**Exercise task:** From the entries below, pull out each line where "this" appears.

**Record list:**

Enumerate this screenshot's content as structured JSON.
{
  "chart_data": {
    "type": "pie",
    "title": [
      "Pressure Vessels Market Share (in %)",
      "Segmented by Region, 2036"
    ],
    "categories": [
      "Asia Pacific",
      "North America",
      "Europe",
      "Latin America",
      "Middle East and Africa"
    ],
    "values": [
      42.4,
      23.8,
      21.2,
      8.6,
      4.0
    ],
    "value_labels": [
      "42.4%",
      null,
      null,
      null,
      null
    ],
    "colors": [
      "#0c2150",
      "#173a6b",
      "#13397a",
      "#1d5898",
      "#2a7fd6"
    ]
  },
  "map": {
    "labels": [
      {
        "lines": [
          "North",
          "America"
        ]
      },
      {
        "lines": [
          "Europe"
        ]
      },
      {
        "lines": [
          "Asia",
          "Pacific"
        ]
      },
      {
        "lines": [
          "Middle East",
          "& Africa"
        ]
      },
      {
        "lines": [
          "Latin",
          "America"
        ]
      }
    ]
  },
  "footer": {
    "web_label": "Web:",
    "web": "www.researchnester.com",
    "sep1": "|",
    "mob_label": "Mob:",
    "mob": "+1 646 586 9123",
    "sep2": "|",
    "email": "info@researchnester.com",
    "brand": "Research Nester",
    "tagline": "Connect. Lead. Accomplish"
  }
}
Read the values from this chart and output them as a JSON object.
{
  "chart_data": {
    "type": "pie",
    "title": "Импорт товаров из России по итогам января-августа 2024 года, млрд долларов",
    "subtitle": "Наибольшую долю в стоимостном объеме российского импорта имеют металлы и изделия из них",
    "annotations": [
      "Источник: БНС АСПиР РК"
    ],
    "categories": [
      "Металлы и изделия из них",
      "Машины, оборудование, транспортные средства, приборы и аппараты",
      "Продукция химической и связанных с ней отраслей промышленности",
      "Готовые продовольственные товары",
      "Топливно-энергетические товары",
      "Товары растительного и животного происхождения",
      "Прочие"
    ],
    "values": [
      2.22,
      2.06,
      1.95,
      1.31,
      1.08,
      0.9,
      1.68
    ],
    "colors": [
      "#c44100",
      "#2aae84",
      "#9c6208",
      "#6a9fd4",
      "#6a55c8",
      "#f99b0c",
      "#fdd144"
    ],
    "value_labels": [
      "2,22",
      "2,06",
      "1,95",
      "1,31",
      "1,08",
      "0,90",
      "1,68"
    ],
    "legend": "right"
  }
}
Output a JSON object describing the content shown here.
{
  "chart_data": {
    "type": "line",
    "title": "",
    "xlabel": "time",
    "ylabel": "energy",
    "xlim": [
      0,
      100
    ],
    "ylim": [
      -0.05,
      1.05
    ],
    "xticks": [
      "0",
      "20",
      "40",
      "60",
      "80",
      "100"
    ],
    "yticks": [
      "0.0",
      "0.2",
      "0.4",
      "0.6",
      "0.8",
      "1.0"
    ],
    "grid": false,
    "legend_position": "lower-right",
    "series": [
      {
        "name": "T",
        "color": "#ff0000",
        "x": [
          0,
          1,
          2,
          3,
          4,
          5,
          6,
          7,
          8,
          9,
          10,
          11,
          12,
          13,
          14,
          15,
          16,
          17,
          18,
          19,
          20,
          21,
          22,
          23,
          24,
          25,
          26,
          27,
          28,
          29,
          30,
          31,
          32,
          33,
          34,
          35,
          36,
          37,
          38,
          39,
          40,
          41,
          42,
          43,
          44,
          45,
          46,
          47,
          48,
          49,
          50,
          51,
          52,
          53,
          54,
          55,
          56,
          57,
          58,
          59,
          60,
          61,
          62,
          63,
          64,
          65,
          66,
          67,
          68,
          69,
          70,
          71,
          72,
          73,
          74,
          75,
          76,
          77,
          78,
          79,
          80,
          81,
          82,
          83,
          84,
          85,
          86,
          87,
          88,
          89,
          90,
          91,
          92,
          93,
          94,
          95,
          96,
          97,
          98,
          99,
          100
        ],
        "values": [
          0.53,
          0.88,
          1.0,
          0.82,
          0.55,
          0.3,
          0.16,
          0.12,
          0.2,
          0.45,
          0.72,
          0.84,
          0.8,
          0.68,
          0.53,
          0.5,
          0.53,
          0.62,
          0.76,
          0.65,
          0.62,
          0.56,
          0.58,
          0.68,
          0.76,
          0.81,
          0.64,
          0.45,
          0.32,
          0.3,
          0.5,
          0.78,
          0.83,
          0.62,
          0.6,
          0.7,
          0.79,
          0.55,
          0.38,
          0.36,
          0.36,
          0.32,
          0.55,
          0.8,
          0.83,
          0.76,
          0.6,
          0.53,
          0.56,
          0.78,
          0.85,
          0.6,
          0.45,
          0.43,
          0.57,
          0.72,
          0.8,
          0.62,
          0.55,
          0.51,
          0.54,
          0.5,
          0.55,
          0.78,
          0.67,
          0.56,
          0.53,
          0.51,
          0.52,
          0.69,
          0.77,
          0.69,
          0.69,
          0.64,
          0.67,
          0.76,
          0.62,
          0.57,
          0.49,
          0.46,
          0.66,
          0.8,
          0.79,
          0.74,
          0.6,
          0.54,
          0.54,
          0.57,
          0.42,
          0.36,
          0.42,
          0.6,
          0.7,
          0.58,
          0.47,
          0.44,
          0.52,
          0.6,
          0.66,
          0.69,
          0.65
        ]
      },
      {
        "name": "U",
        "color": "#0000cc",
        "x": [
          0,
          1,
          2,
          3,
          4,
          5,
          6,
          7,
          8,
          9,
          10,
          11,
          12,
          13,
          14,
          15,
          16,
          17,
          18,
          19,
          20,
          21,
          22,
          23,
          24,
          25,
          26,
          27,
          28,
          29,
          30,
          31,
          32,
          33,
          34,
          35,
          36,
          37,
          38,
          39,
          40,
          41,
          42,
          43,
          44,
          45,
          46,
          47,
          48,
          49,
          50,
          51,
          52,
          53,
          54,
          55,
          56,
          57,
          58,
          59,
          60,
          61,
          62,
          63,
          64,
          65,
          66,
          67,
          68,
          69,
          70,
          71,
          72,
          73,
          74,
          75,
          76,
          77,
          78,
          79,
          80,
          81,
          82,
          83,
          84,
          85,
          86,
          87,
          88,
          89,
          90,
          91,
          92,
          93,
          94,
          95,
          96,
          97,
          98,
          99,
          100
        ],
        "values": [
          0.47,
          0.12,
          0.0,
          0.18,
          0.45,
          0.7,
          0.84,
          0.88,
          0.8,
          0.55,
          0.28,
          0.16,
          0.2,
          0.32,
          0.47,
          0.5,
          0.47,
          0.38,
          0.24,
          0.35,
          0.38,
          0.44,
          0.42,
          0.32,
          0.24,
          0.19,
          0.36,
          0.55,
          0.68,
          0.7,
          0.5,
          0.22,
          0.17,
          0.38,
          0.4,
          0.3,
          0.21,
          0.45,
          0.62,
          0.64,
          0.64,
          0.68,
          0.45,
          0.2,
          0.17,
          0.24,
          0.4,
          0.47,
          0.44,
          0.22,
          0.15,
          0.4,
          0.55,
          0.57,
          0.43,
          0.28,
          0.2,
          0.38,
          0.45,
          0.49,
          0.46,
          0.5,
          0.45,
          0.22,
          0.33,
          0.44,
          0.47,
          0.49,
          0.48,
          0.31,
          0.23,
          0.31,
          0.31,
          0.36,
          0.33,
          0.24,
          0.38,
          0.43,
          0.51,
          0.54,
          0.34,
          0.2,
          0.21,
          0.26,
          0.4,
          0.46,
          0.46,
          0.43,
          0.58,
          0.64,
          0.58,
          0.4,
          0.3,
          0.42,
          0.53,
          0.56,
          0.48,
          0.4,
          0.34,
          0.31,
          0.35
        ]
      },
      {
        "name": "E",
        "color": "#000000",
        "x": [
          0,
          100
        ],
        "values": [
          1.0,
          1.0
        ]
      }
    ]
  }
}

**Response to the exercise:**
Enumerate this screenshot's content as structured JSON.
Read the values from this chart and output them as a JSON object.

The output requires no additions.